* _What you should do_: Make an exact copy of the listing below.

___ Material shown

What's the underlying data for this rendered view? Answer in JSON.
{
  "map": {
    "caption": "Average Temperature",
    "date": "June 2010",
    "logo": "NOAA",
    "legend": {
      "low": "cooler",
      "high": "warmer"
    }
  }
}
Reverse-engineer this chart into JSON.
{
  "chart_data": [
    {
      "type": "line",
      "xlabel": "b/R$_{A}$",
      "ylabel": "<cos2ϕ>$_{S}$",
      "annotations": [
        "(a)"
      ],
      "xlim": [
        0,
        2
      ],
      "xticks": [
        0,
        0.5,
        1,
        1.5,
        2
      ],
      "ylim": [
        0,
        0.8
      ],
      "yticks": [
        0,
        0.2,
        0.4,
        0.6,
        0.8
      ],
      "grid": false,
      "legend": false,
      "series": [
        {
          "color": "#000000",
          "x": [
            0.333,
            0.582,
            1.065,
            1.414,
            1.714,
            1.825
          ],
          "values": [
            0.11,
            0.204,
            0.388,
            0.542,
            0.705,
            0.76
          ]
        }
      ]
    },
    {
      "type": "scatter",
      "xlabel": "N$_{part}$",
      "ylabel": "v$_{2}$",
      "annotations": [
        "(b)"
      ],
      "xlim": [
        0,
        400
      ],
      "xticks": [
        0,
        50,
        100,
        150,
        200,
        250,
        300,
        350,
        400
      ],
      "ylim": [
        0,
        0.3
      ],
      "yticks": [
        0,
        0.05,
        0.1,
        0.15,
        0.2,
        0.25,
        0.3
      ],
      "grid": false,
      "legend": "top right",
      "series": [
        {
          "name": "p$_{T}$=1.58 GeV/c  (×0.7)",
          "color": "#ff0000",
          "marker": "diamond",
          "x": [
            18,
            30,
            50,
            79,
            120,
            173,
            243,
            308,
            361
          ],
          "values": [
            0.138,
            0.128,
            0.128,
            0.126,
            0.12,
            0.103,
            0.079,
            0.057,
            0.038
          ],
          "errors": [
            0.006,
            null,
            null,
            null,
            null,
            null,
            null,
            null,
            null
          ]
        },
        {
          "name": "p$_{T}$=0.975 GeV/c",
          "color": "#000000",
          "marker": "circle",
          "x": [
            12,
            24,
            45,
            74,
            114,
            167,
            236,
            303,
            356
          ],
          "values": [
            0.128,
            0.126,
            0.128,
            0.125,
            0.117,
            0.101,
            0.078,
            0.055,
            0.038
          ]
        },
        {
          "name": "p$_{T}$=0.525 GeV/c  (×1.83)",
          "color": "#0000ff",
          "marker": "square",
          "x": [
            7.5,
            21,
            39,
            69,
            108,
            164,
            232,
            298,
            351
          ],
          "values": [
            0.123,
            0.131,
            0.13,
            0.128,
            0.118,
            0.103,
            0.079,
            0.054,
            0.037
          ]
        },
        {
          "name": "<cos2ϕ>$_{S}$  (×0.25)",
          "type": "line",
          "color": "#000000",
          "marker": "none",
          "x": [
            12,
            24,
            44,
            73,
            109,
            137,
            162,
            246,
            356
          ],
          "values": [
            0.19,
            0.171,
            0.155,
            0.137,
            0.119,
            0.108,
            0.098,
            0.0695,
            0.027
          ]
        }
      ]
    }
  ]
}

______

* _Task output_:
What's the underlying data for this rendered view? Answer in JSON.
{
  "map": {
    "caption": "Average Temperature",
    "date": "June 2010",
    "logo": "NOAA",
    "legend": {
      "low": "cooler",
      "high": "warmer"
    }
  }
}
Reverse-engineer this chart into JSON.
{
  "chart_data": [
    {
      "type": "line",
      "xlabel": "b/R$_{A}$",
      "ylabel": "<cos2ϕ>$_{S}$",
      "annotations": [
        "(a)"
      ],
      "xlim": [
        0,
        2
      ],
      "xticks": [
        0,
        0.5,
        1,
        1.5,
        2
      ],
      "ylim": [
        0,
        0.8
      ],
      "yticks": [
        0,
        0.2,
        0.4,
        0.6,
        0.8
      ],
      "grid": false,
      "legend": false,
      "series": [
        {
          "color": "#000000",
          "x": [
            0.333,
            0.582,
            1.065,
            1.414,
            1.714,
            1.825
          ],
          "values": [
            0.11,
            0.204,
            0.388,
            0.542,
            0.705,
            0.76
          ]
        }
      ]
    },
    {
      "type": "scatter",
      "xlabel": "N$_{part}$",
      "ylabel": "v$_{2}$",
      "annotations": [
        "(b)"
      ],
      "xlim": [
        0,
        400
      ],
      "xticks": [
        0,
        50,
        100,
        150,
        200,
        250,
        300,
        350,
        400
      ],
      "ylim": [
        0,
        0.3
      ],
      "yticks": [
        0,
        0.05,
        0.1,
        0.15,
        0.2,
        0.25,
        0.3
      ],
      "grid": false,
      "legend": "top right",
      "series": [
        {
          "name": "p$_{T}$=1.58 GeV/c  (×0.7)",
          "color": "#ff0000",
          "marker": "diamond",
          "x": [
            18,
            30,
            50,
            79,
            120,
            173,
            243,
            308,
            361
          ],
          "values": [
            0.138,
            0.128,
            0.128,
            0.126,
            0.12,
            0.103,
            0.079,
            0.057,
            0.038
          ],
          "errors": [
            0.006,
            null,
            null,
            null,
            null,
            null,
            null,
            null,
            null
          ]
        },
        {
          "name": "p$_{T}$=0.975 GeV/c",
          "color": "#000000",
          "marker": "circle",
          "x": [
            12,
            24,
            45,
            74,
            114,
            167,
            236,
            303,
            356
          ],
          "values": [
            0.128,
            0.126,
            0.128,
            0.125,
            0.117,
            0.101,
            0.078,
            0.055,
            0.038
          ]
        },
        {
          "name": "p$_{T}$=0.525 GeV/c  (×1.83)",
          "color": "#0000ff",
          "marker": "square",
          "x": [
            7.5,
            21,
            39,
            69,
            108,
            164,
            232,
            298,
            351
          ],
          "values": [
            0.123,
            0.131,
            0.13,
            0.128,
            0.118,
            0.103,
            0.079,
            0.054,
            0.037
          ]
        },
        {
          "name": "<cos2ϕ>$_{S}$  (×0.25)",
          "type": "line",
          "color": "#000000",
          "marker": "none",
          "x": [
            12,
            24,
            44,
            73,
            109,
            137,
            162,
            246,
            356
          ],
          "values": [
            0.19,
            0.171,
            0.155,
            0.137,
            0.119,
            0.108,
            0.098,
            0.0695,
            0.027
          ]
        }
      ]
    }
  ]
}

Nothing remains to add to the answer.